**Work instructions:**
Rewrite the rows from the first one through the line containing "candle-body (1005, 192, 1015, 227)", replacing "candle-body" with "candlestick-body" and keeping everything else the same.
------ Data provided
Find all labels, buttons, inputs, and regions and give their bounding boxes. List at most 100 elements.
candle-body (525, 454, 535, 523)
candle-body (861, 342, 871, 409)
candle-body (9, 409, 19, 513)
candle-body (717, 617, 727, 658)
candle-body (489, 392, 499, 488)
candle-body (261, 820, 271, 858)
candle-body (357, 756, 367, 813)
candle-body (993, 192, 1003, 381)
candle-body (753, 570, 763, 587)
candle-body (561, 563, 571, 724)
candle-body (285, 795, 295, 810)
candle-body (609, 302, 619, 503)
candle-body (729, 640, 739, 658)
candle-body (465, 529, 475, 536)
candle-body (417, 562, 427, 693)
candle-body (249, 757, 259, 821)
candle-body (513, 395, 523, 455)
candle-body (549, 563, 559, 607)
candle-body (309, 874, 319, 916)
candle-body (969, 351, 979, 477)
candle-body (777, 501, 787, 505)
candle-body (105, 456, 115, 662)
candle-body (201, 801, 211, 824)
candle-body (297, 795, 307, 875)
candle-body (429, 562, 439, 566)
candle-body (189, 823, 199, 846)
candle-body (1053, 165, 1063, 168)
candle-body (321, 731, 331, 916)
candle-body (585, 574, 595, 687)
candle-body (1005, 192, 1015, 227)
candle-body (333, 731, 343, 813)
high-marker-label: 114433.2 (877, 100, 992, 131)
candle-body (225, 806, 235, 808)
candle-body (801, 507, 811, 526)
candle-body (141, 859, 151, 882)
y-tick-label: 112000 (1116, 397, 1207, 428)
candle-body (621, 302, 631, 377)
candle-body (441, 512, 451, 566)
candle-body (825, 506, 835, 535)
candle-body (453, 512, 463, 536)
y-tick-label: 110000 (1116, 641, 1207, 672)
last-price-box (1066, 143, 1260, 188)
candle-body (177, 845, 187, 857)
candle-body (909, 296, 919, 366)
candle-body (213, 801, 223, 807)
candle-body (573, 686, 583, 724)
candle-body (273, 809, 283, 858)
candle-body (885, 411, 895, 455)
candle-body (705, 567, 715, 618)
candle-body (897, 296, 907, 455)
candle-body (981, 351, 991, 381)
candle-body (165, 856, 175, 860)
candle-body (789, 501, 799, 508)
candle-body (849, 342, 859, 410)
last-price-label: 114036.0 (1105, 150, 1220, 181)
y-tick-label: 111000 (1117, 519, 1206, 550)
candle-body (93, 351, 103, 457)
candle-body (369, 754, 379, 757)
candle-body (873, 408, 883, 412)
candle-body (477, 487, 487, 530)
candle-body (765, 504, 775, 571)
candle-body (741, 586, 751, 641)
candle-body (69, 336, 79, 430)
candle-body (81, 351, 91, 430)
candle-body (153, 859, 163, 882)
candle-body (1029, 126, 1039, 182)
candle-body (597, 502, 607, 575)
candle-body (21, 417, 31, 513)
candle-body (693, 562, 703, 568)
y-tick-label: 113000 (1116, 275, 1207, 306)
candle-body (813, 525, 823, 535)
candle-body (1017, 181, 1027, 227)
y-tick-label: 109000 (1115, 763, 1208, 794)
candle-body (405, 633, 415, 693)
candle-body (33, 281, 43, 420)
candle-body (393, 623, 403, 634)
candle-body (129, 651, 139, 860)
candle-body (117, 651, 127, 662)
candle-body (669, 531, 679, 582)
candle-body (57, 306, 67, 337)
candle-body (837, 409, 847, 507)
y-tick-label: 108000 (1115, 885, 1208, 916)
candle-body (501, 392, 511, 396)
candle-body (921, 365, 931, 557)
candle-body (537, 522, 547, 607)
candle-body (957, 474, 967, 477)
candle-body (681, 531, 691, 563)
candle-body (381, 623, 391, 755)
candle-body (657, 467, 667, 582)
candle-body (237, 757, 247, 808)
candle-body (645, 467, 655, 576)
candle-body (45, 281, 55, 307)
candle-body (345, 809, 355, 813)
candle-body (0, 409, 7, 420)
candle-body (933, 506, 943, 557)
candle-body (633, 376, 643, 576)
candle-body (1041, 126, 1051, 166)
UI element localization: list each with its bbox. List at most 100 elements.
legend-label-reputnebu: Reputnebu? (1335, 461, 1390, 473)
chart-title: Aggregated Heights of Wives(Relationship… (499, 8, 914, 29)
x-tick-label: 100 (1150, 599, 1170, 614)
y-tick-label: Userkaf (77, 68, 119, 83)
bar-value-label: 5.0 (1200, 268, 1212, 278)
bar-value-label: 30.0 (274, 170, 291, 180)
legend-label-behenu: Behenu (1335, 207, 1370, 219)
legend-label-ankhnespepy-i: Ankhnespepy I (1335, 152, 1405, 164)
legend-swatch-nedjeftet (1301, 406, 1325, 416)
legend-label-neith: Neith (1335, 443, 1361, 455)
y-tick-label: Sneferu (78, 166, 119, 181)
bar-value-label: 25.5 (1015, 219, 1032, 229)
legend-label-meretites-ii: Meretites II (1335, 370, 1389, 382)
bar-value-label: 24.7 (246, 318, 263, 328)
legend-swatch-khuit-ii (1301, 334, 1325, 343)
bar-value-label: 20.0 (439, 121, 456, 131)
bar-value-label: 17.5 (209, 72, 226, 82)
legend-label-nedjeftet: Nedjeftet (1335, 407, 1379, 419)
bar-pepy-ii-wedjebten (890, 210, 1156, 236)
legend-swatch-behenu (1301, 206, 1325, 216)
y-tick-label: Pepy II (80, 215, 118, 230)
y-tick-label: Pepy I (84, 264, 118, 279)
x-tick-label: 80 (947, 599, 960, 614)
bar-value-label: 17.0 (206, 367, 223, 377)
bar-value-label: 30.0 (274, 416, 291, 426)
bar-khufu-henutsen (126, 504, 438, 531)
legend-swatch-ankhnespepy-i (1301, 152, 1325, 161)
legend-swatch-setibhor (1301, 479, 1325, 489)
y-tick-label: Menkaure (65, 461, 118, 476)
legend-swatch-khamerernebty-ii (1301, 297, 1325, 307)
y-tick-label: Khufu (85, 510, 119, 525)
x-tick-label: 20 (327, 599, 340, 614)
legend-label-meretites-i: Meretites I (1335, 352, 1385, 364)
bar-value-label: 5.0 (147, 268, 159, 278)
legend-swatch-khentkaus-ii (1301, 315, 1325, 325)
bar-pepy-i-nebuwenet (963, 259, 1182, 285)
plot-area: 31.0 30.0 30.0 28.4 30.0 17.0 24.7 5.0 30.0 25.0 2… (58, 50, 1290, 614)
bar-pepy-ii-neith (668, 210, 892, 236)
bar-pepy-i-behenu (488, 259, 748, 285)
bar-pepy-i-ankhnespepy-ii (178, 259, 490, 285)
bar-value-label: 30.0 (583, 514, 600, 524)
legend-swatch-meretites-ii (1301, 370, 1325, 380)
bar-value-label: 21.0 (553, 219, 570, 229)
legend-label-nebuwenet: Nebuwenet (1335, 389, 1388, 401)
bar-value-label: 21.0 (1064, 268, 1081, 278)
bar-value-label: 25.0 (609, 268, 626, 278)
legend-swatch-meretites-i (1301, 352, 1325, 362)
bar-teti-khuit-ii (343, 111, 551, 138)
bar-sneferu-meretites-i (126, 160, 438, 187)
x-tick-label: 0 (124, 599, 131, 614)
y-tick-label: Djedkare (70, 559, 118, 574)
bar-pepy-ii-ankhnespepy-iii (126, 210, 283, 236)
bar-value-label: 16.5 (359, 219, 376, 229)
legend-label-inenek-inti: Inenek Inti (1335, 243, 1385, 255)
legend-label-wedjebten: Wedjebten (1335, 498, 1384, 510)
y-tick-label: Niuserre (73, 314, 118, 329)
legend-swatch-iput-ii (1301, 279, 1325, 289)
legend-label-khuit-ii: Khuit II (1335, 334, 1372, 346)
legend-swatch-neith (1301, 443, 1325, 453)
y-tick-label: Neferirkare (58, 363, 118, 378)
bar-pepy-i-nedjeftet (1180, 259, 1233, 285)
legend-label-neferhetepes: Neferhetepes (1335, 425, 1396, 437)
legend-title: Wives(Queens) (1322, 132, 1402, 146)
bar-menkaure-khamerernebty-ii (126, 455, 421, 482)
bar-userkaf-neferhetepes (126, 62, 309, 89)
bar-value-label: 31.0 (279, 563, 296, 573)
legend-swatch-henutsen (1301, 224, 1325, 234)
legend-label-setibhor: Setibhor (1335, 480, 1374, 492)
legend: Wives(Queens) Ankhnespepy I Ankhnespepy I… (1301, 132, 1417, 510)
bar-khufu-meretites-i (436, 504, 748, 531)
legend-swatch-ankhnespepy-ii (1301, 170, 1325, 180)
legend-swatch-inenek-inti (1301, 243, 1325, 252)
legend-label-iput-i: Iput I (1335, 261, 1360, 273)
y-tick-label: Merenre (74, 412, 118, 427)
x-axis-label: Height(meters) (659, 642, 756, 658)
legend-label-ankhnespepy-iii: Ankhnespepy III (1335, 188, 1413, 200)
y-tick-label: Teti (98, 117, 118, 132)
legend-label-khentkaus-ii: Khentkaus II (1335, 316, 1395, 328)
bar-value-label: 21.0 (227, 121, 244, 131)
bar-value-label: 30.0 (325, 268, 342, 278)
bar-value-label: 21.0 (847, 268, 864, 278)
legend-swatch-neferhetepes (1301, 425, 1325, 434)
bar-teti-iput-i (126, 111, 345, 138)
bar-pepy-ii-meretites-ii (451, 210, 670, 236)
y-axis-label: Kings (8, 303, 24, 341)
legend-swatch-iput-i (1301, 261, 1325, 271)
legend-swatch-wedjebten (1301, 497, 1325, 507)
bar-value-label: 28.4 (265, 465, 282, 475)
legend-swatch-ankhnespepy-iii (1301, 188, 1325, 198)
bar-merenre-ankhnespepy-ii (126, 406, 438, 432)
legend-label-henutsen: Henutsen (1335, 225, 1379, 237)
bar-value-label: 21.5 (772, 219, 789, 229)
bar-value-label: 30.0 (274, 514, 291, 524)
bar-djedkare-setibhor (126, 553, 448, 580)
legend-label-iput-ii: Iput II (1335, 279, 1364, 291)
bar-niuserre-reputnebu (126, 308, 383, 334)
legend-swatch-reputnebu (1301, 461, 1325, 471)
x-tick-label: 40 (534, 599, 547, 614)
------------
**Solved problem:**
Find all labels, buttons, inputs, and regions and give their bounding boxes. List at most 100 elements.
candlestick-body (525, 454, 535, 523)
candlestick-body (861, 342, 871, 409)
candlestick-body (9, 409, 19, 513)
candlestick-body (717, 617, 727, 658)
candlestick-body (489, 392, 499, 488)
candlestick-body (261, 820, 271, 858)
candlestick-body (357, 756, 367, 813)
candlestick-body (993, 192, 1003, 381)
candlestick-body (753, 570, 763, 587)
candlestick-body (561, 563, 571, 724)
candlestick-body (285, 795, 295, 810)
candlestick-body (609, 302, 619, 503)
candlestick-body (729, 640, 739, 658)
candlestick-body (465, 529, 475, 536)
candlestick-body (417, 562, 427, 693)
candlestick-body (249, 757, 259, 821)
candlestick-body (513, 395, 523, 455)
candlestick-body (549, 563, 559, 607)
candlestick-body (309, 874, 319, 916)
candlestick-body (969, 351, 979, 477)
candlestick-body (777, 501, 787, 505)
candlestick-body (105, 456, 115, 662)
candlestick-body (201, 801, 211, 824)
candlestick-body (297, 795, 307, 875)
candlestick-body (429, 562, 439, 566)
candlestick-body (189, 823, 199, 846)
candlestick-body (1053, 165, 1063, 168)
candlestick-body (321, 731, 331, 916)
candlestick-body (585, 574, 595, 687)
candlestick-body (1005, 192, 1015, 227)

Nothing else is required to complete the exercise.